**Instruction**
Could you give the data below again, exactly and completely?

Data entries

════

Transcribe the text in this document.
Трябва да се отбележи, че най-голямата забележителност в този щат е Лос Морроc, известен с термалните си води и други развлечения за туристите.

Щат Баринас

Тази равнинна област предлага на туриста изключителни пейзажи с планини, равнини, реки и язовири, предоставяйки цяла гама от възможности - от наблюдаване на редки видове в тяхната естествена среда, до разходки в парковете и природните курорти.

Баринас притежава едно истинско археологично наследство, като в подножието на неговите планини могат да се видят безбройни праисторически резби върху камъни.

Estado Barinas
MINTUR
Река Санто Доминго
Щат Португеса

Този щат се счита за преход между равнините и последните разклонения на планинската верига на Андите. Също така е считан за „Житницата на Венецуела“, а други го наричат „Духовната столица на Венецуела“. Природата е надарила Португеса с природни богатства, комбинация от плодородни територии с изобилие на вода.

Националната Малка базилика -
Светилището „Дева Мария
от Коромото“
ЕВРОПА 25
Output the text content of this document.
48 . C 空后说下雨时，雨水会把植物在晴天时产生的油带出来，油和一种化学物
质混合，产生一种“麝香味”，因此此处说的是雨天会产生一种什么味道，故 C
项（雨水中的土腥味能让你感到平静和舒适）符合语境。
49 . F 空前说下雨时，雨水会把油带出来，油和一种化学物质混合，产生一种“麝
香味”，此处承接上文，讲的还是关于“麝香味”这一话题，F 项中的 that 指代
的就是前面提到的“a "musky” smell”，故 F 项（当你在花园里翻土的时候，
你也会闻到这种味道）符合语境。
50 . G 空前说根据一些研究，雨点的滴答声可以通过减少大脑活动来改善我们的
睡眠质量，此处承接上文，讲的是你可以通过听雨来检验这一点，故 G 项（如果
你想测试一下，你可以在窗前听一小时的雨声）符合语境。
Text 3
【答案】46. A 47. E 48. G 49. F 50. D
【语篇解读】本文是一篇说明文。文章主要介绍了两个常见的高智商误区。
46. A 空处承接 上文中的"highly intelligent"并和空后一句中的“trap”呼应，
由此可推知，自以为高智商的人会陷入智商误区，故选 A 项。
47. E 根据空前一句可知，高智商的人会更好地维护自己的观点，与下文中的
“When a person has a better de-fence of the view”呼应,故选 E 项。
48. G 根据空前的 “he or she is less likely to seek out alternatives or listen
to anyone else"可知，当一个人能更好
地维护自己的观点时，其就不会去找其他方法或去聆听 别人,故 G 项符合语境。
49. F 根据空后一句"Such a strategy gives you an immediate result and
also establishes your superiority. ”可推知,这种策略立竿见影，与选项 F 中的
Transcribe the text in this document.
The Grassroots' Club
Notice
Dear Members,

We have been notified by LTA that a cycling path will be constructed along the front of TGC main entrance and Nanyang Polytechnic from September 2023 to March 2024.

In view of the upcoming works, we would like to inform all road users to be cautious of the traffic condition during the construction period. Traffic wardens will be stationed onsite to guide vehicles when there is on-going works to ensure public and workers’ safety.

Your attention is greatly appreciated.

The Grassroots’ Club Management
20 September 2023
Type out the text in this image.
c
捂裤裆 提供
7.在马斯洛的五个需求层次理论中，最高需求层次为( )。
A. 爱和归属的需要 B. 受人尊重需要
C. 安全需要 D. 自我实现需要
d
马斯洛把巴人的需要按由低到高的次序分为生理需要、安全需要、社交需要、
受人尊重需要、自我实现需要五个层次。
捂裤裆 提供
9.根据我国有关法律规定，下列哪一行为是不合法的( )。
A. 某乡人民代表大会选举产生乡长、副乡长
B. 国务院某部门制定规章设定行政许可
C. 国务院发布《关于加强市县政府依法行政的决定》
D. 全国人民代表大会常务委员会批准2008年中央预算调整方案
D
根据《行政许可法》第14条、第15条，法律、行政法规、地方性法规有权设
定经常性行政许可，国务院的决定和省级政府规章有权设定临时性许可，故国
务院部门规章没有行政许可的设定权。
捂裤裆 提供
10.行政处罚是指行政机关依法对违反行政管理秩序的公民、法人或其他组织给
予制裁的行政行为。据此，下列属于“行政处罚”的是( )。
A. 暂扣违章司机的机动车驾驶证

════

**Task answer**
Transcribe the text in this document.
Трябва да се отбележи, че най-голямата забележителност в този щат е Лос Морроc, известен с термалните си води и други развлечения за туристите.

Щат Баринас

Тази равнинна област предлага на туриста изключителни пейзажи с планини, равнини, реки и язовири, предоставяйки цяла гама от възможности - от наблюдаване на редки видове в тяхната естествена среда, до разходки в парковете и природните курорти.

Баринас притежава едно истинско археологично наследство, като в подножието на неговите планини могат да се видят безбройни праисторически резби върху камъни.

Estado Barinas
MINTUR
Река Санто Доминго
Щат Португеса

Този щат се счита за преход между равнините и последните разклонения на планинската верига на Андите. Също така е считан за „Житницата на Венецуела“, а други го наричат „Духовната столица на Венецуела“. Природата е надарила Португеса с природни богатства, комбинация от плодородни територии с изобилие на вода.

Националната Малка базилика -
Светилището „Дева Мария
от Коромото“
ЕВРОПА 25
Output the text content of this document.
48 . C 空后说下雨时，雨水会把植物在晴天时产生的油带出来，油和一种化学物
质混合，产生一种“麝香味”，因此此处说的是雨天会产生一种什么味道，故 C
项（雨水中的土腥味能让你感到平静和舒适）符合语境。
49 . F 空前说下雨时，雨水会把油带出来，油和一种化学物质混合，产生一种“麝
香味”，此处承接上文，讲的还是关于“麝香味”这一话题，F 项中的 that 指代
的就是前面提到的“a "musky” smell”，故 F 项（当你在花园里翻土的时候，
你也会闻到这种味道）符合语境。
50 . G 空前说根据一些研究，雨点的滴答声可以通过减少大脑活动来改善我们的
睡眠质量，此处承接上文，讲的是你可以通过听雨来检验这一点，故 G 项（如果
你想测试一下，你可以在窗前听一小时的雨声）符合语境。
Text 3
【答案】46. A 47. E 48. G 49. F 50. D
【语篇解读】本文是一篇说明文。文章主要介绍了两个常见的高智商误区。
46. A 空处承接 上文中的"highly intelligent"并和空后一句中的“trap”呼应，
由此可推知，自以为高智商的人会陷入智商误区，故选 A 项。
47. E 根据空前一句可知，高智商的人会更好地维护自己的观点，与下文中的
“When a person has a better de-fence of the view”呼应,故选 E 项。
48. G 根据空前的 “he or she is less likely to seek out alternatives or listen
to anyone else"可知，当一个人能更好
地维护自己的观点时，其就不会去找其他方法或去聆听 别人,故 G 项符合语境。
49. F 根据空后一句"Such a strategy gives you an immediate result and
also establishes your superiority. ”可推知,这种策略立竿见影，与选项 F 中的
Transcribe the text in this document.
The Grassroots' Club
Notice
Dear Members,

We have been notified by LTA that a cycling path will be constructed along the front of TGC main entrance and Nanyang Polytechnic from September 2023 to March 2024.

In view of the upcoming works, we would like to inform all road users to be cautious of the traffic condition during the construction period. Traffic wardens will be stationed onsite to guide vehicles when there is on-going works to ensure public and workers’ safety.

Your attention is greatly appreciated.

The Grassroots’ Club Management
20 September 2023
Type out the text in this image.
c
捂裤裆 提供
7.在马斯洛的五个需求层次理论中，最高需求层次为( )。
A. 爱和归属的需要 B. 受人尊重需要
C. 安全需要 D. 自我实现需要
d
马斯洛把巴人的需要按由低到高的次序分为生理需要、安全需要、社交需要、
受人尊重需要、自我实现需要五个层次。
捂裤裆 提供
9.根据我国有关法律规定，下列哪一行为是不合法的( )。
A. 某乡人民代表大会选举产生乡长、副乡长
B. 国务院某部门制定规章设定行政许可
C. 国务院发布《关于加强市县政府依法行政的决定》
D. 全国人民代表大会常务委员会批准2008年中央预算调整方案
D
根据《行政许可法》第14条、第15条，法律、行政法规、地方性法规有权设
定经常性行政许可，国务院的决定和省级政府规章有权设定临时性许可，故国
务院部门规章没有行政许可的设定权。
捂裤裆 提供
10.行政处罚是指行政机关依法对违反行政管理秩序的公民、法人或其他组织给
予制裁的行政行为。据此，下列属于“行政处罚”的是( )。
A. 暂扣违章司机的机动车驾驶证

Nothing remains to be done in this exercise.